- [WORK INSTRUCTIONS]:
Type out every line below exactly as it reads.
============
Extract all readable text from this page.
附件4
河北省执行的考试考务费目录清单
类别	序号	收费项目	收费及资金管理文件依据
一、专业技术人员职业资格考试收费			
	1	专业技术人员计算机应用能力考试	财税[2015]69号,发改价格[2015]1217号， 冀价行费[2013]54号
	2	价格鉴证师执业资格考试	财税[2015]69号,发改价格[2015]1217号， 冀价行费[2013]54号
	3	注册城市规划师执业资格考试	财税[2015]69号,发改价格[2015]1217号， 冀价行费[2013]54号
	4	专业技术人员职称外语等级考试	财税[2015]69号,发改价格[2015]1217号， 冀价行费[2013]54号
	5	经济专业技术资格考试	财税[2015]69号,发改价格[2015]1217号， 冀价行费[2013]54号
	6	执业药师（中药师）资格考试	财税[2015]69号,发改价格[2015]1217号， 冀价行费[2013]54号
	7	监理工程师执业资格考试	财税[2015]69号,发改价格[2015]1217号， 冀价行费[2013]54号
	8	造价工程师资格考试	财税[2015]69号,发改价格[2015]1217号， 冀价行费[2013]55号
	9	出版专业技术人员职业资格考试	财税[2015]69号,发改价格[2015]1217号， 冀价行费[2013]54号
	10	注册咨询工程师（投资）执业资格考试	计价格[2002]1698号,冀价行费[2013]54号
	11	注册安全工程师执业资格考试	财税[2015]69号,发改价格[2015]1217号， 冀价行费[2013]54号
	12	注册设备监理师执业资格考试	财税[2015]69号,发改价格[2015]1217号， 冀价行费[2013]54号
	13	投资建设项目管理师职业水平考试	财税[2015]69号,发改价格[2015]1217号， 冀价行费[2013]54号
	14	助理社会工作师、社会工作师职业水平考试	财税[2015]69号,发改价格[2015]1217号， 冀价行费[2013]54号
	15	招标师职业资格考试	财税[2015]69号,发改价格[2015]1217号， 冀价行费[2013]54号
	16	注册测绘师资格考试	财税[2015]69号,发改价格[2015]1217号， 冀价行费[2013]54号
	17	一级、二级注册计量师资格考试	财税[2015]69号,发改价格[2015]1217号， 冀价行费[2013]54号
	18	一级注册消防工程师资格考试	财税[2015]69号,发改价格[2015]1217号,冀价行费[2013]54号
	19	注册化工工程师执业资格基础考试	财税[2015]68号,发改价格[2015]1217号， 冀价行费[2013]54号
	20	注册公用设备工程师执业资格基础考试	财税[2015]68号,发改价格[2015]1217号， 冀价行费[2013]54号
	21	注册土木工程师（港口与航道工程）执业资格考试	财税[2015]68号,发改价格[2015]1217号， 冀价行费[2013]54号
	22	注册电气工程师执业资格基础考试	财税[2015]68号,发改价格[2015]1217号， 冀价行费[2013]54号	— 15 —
============
- [ANSWER FOR THIS EXERCISE]:
Extract all readable text from this page.
附件4
河北省执行的考试考务费目录清单
类别	序号	收费项目	收费及资金管理文件依据
一、专业技术人员职业资格考试收费			
	1	专业技术人员计算机应用能力考试	财税[2015]69号,发改价格[2015]1217号， 冀价行费[2013]54号
	2	价格鉴证师执业资格考试	财税[2015]69号,发改价格[2015]1217号， 冀价行费[2013]54号
	3	注册城市规划师执业资格考试	财税[2015]69号,发改价格[2015]1217号， 冀价行费[2013]54号
	4	专业技术人员职称外语等级考试	财税[2015]69号,发改价格[2015]1217号， 冀价行费[2013]54号
	5	经济专业技术资格考试	财税[2015]69号,发改价格[2015]1217号， 冀价行费[2013]54号
	6	执业药师（中药师）资格考试	财税[2015]69号,发改价格[2015]1217号， 冀价行费[2013]54号
	7	监理工程师执业资格考试	财税[2015]69号,发改价格[2015]1217号， 冀价行费[2013]54号
	8	造价工程师资格考试	财税[2015]69号,发改价格[2015]1217号， 冀价行费[2013]55号
	9	出版专业技术人员职业资格考试	财税[2015]69号,发改价格[2015]1217号， 冀价行费[2013]54号
	10	注册咨询工程师（投资）执业资格考试	计价格[2002]1698号,冀价行费[2013]54号
	11	注册安全工程师执业资格考试	财税[2015]69号,发改价格[2015]1217号， 冀价行费[2013]54号
	12	注册设备监理师执业资格考试	财税[2015]69号,发改价格[2015]1217号， 冀价行费[2013]54号
	13	投资建设项目管理师职业水平考试	财税[2015]69号,发改价格[2015]1217号， 冀价行费[2013]54号
	14	助理社会工作师、社会工作师职业水平考试	财税[2015]69号,发改价格[2015]1217号， 冀价行费[2013]54号
	15	招标师职业资格考试	财税[2015]69号,发改价格[2015]1217号， 冀价行费[2013]54号
	16	注册测绘师资格考试	财税[2015]69号,发改价格[2015]1217号， 冀价行费[2013]54号
	17	一级、二级注册计量师资格考试	财税[2015]69号,发改价格[2015]1217号， 冀价行费[2013]54号
	18	一级注册消防工程师资格考试	财税[2015]69号,发改价格[2015]1217号,冀价行费[2013]54号
	19	注册化工工程师执业资格基础考试	财税[2015]68号,发改价格[2015]1217号， 冀价行费[2013]54号
	20	注册公用设备工程师执业资格基础考试	财税[2015]68号,发改价格[2015]1217号， 冀价行费[2013]54号
	21	注册土木工程师（港口与航道工程）执业资格考试	财税[2015]68号,发改价格[2015]1217号， 冀价行费[2013]54号
	22	注册电气工程师执业资格基础考试	财税[2015]68号,发改价格[2015]1217号， 冀价行费[2013]54号	— 15 —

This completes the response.